» The problem: Scan the data beneath this task and copy each line that includes "text".

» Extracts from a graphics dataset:
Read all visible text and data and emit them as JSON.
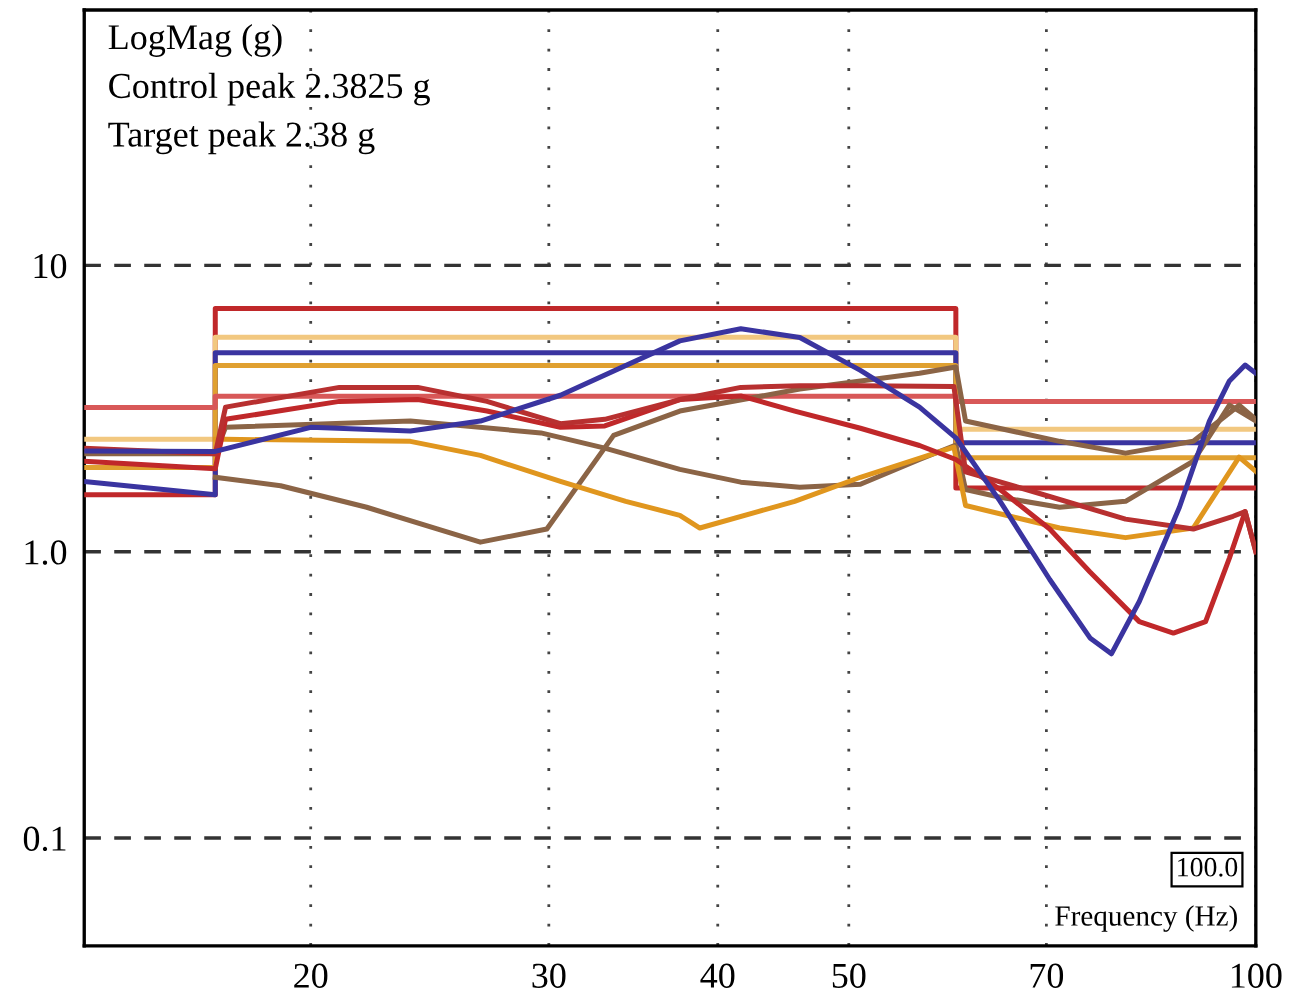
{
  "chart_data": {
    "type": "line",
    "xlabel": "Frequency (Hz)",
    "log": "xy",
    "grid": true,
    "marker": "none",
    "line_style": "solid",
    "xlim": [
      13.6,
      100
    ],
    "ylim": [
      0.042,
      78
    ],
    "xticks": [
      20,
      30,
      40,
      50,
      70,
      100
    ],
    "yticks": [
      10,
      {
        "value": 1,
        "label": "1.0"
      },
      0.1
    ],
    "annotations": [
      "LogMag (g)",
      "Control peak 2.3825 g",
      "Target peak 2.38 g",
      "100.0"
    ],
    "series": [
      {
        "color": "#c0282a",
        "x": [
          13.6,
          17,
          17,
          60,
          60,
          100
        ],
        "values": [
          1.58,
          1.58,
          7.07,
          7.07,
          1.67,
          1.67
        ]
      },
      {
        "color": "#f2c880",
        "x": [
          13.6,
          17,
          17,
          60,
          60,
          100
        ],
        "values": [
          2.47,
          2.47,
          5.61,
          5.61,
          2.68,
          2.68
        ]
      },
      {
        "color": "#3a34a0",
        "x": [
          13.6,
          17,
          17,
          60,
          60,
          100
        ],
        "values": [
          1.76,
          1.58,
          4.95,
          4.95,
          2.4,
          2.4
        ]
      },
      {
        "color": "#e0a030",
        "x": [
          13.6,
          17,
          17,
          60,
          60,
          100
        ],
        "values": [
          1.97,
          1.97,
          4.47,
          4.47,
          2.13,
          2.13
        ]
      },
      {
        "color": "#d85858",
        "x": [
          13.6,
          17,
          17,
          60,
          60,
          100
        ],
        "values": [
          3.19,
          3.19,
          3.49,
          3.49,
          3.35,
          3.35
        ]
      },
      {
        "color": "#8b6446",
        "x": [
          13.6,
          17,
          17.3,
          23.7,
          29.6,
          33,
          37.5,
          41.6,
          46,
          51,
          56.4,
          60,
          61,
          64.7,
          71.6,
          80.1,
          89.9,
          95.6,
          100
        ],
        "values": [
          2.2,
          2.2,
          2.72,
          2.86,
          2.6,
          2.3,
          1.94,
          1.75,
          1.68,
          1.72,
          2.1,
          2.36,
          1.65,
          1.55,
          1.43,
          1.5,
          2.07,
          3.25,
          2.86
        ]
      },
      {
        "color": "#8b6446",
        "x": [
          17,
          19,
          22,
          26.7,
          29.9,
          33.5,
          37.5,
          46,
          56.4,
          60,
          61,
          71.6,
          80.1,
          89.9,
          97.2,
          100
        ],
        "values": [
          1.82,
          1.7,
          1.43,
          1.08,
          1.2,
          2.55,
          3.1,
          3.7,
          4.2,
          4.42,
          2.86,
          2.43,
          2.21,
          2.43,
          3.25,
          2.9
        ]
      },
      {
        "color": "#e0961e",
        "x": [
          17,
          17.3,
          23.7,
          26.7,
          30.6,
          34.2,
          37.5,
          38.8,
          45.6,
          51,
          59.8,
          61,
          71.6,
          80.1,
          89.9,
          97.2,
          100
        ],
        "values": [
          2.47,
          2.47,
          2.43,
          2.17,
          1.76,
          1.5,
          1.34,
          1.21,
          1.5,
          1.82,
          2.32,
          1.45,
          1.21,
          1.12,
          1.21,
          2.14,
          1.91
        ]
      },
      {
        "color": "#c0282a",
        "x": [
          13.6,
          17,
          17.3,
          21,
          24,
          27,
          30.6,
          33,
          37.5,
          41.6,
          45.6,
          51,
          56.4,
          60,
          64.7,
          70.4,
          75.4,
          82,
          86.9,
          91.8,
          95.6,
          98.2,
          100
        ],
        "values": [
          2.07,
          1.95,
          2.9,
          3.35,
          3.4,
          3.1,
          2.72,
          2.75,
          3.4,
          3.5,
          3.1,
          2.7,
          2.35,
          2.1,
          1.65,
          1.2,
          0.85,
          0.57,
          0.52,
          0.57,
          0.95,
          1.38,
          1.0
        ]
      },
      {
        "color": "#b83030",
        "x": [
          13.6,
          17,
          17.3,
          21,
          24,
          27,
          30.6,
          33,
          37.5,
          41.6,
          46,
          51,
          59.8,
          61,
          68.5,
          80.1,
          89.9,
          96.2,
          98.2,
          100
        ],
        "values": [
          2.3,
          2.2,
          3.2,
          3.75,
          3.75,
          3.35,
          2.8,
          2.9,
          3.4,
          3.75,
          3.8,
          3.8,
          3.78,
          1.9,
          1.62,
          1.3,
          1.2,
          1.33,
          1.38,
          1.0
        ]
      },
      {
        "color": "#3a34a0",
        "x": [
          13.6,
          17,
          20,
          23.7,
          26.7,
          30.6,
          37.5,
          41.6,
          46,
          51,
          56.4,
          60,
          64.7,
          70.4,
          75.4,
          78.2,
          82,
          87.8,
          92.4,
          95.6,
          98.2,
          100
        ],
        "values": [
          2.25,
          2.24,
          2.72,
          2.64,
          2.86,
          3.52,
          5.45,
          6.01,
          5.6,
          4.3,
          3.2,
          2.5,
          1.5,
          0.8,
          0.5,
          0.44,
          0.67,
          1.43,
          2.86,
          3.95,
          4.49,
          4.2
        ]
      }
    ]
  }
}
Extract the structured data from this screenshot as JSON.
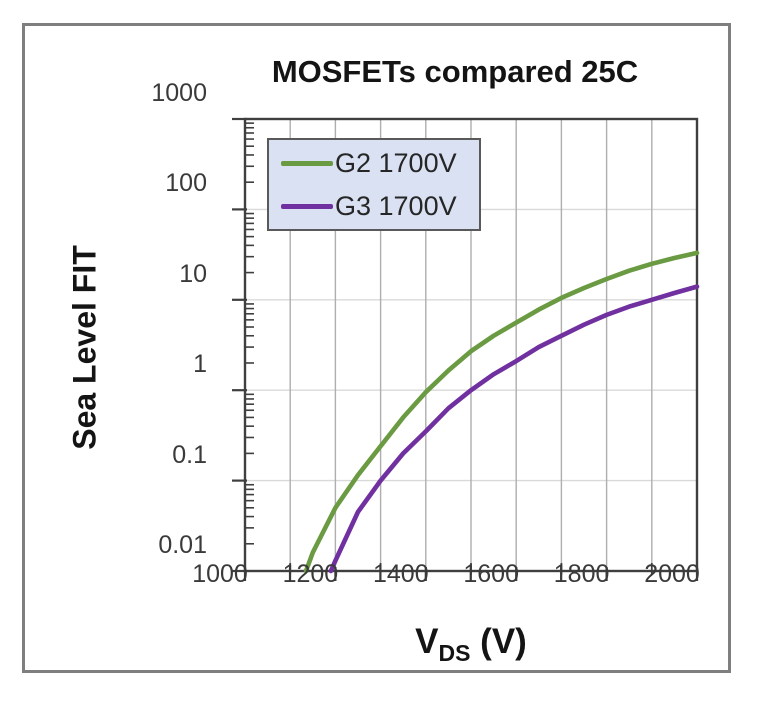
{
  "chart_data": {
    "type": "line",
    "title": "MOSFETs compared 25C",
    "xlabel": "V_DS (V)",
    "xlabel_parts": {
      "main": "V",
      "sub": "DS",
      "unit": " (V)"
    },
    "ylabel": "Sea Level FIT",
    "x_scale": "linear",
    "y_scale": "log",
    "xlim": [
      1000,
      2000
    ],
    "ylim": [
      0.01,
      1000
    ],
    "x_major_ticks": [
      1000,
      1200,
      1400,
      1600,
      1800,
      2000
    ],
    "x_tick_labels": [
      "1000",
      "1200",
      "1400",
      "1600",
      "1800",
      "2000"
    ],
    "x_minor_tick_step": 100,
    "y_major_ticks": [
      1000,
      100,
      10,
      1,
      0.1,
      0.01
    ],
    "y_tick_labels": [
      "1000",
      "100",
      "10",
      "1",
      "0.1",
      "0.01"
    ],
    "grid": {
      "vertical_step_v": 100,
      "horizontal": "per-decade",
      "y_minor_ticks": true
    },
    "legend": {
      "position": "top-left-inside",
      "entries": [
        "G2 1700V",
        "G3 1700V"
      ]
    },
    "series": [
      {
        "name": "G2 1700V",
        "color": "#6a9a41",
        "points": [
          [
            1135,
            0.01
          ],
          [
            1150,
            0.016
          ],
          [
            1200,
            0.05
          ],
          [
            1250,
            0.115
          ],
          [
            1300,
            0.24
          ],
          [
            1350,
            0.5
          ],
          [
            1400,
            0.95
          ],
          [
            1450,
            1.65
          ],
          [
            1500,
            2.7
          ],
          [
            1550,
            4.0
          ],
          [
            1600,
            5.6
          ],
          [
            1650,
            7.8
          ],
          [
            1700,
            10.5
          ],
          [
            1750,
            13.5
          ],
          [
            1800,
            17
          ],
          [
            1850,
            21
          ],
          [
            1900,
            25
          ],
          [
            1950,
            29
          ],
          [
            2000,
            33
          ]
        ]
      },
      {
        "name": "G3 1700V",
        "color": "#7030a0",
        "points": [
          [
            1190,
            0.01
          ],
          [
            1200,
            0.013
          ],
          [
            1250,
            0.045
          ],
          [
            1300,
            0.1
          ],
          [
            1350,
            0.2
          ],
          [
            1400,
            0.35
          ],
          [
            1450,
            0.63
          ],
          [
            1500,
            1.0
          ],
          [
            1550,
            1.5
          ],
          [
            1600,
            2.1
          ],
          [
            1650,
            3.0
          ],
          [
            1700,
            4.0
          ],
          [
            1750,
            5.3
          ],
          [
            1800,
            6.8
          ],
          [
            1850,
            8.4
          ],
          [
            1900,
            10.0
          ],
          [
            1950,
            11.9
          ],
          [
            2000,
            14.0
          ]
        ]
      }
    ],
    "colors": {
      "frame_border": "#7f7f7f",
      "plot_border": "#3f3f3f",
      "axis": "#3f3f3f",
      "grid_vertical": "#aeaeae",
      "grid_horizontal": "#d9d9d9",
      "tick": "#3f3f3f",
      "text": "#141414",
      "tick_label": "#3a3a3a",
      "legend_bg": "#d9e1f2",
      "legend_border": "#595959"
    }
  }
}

» Task result:
Read all visible text and data and emit them as JSON.
      "text": "#141414",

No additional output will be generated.